◆ **WORK TO BE COMPLETED**:
Search the data for the string "from" and gather each line it is in.

═══ EXERCISE DATA

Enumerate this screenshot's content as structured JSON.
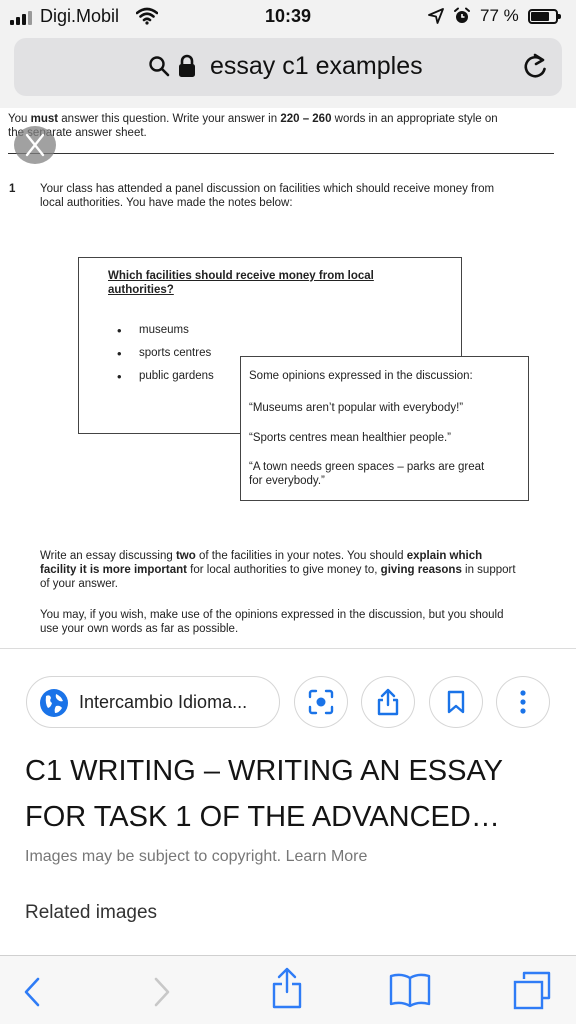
{
  "status_bar": {
    "carrier": "Digi.Mobil",
    "time": "10:39",
    "battery_percent": "77 %",
    "battery_level": 0.77
  },
  "address_bar": {
    "query": "essay c1 examples"
  },
  "document": {
    "intro_line1_pre": "You ",
    "intro_must": "must",
    "intro_line1_mid": " answer this question.  Write your answer in ",
    "intro_words": "220 – 260",
    "intro_line1_post": " words in an appropriate style on",
    "intro_line2": "the separate answer sheet.",
    "question_number": "1",
    "question_line1": "Your class has attended a panel discussion on facilities which should receive money from",
    "question_line2": "local authorities.  You have made the notes below:",
    "notes_heading_line1": "Which facilities should receive money from local",
    "notes_heading_line2": "authorities?",
    "notes_items": [
      "museums",
      "sports centres",
      "public gardens"
    ],
    "opinions_heading": "Some opinions expressed in the discussion:",
    "opinion_1": "“Museums aren’t popular with everybody!”",
    "opinion_2": "“Sports centres mean healthier people.”",
    "opinion_3_line1": "“A town needs green spaces – parks are great",
    "opinion_3_line2": "for everybody.”",
    "task_line1_pre": "Write an essay discussing ",
    "task_two": "two",
    "task_line1_mid": " of the facilities in your notes.  You should ",
    "task_explain_which": "explain which",
    "task_line2_bold": "facility it is more important",
    "task_line2_mid": " for local authorities to give money to, ",
    "task_giving_reasons": "giving reasons",
    "task_line2_post": " in support",
    "task_line3": "of your answer.",
    "may_line1": "You may, if you wish, make use of the opinions expressed in the discussion, but you should",
    "may_line2": "use your own words as far as possible."
  },
  "result": {
    "source_name": "Intercambio Idioma...",
    "title_line1": "C1 WRITING – WRITING AN ESSAY",
    "title_line2": "FOR TASK 1 OF THE ADVANCED…",
    "copyright": "Images may be subject to copyright. Learn More",
    "related": "Related images"
  },
  "icons": {
    "signal": "cellular-signal-icon",
    "wifi": "wifi-icon",
    "location": "location-arrow-icon",
    "alarm": "alarm-clock-icon",
    "battery": "battery-icon",
    "search": "search-icon",
    "lock": "lock-icon",
    "reload": "reload-icon",
    "close": "close-icon",
    "globe": "globe-icon",
    "lens": "lens-icon",
    "share": "share-icon",
    "bookmark": "bookmark-icon",
    "more": "more-vertical-icon",
    "back": "chevron-left-icon",
    "forward": "chevron-right-icon",
    "book": "book-icon",
    "tabs": "tabs-icon"
  },
  "colors": {
    "accent": "#1a73e8",
    "toolbar_icon": "#2f7cf6",
    "disabled_icon": "#c8c8c8"
  }
}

══════

◆ **IN RESPONSE**:
    "question_line1": "Your class has attended a panel discussion on facilities which should receive money from",
    "notes_heading_line1": "Which facilities should receive money from local",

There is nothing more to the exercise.